#### Task material

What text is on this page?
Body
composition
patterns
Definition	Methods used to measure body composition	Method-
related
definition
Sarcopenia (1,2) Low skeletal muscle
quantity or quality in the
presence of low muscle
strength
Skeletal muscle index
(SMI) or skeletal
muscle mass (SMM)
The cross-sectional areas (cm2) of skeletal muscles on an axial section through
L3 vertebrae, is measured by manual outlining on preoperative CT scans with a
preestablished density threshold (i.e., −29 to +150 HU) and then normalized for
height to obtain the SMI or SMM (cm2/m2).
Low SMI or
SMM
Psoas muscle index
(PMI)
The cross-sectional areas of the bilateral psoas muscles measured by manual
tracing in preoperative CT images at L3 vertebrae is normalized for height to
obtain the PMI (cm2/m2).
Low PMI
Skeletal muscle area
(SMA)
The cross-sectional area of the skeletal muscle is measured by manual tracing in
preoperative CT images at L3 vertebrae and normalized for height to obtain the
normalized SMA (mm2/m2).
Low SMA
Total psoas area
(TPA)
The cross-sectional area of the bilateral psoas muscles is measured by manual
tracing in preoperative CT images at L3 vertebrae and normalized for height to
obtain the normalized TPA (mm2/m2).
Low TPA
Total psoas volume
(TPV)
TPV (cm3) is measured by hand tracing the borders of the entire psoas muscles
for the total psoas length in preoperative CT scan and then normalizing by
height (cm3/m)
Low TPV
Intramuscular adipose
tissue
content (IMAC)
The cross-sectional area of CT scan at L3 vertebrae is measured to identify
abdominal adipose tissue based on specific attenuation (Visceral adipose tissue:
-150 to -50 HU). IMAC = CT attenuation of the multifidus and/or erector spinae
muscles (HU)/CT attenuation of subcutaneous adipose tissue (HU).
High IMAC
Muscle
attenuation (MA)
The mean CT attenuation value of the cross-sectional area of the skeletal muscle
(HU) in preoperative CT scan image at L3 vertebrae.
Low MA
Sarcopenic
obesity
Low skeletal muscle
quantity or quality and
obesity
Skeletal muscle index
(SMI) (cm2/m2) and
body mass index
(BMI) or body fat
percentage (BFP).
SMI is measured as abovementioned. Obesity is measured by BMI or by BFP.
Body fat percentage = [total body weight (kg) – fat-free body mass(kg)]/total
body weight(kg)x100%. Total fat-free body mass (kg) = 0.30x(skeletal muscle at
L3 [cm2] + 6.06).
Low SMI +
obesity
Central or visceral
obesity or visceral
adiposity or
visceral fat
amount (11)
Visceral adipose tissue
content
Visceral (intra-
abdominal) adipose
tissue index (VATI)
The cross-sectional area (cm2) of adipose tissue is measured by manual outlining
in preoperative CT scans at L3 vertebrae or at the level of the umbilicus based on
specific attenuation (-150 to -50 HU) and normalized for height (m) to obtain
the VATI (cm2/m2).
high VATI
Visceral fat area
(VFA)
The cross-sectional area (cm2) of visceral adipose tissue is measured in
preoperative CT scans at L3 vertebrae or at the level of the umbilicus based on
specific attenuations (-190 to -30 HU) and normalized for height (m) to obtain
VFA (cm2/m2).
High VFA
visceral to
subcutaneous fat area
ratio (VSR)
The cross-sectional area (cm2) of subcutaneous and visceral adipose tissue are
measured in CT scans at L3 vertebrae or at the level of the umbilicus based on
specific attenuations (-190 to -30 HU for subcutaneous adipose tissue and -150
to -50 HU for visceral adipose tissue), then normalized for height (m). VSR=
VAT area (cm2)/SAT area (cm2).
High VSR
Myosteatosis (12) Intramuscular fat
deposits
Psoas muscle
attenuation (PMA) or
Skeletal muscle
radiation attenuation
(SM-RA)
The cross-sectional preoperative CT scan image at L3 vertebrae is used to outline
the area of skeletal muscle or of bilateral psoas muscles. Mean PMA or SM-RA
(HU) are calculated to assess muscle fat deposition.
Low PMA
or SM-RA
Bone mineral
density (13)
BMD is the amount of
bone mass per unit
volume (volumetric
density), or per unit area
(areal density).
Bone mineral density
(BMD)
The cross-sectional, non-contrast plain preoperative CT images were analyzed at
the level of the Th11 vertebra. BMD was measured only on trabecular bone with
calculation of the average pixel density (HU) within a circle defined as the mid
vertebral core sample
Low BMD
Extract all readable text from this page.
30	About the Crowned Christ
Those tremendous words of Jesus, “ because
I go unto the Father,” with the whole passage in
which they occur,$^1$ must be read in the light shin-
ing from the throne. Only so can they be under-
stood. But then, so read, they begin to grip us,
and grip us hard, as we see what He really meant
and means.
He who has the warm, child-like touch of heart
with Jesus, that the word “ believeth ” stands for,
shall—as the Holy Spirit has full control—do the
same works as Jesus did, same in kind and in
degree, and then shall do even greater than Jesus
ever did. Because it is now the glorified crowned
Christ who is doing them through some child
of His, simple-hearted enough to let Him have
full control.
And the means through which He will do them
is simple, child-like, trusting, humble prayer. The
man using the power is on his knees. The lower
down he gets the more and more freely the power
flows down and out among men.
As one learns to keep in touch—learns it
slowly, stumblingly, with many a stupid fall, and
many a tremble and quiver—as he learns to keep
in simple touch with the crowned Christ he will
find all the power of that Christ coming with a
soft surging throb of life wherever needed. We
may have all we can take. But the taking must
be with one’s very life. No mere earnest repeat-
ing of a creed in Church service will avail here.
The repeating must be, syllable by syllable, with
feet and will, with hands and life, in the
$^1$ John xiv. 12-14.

########

List all lines above in which the string "this" appears.

What text is on this page?
Extract all readable text from this page.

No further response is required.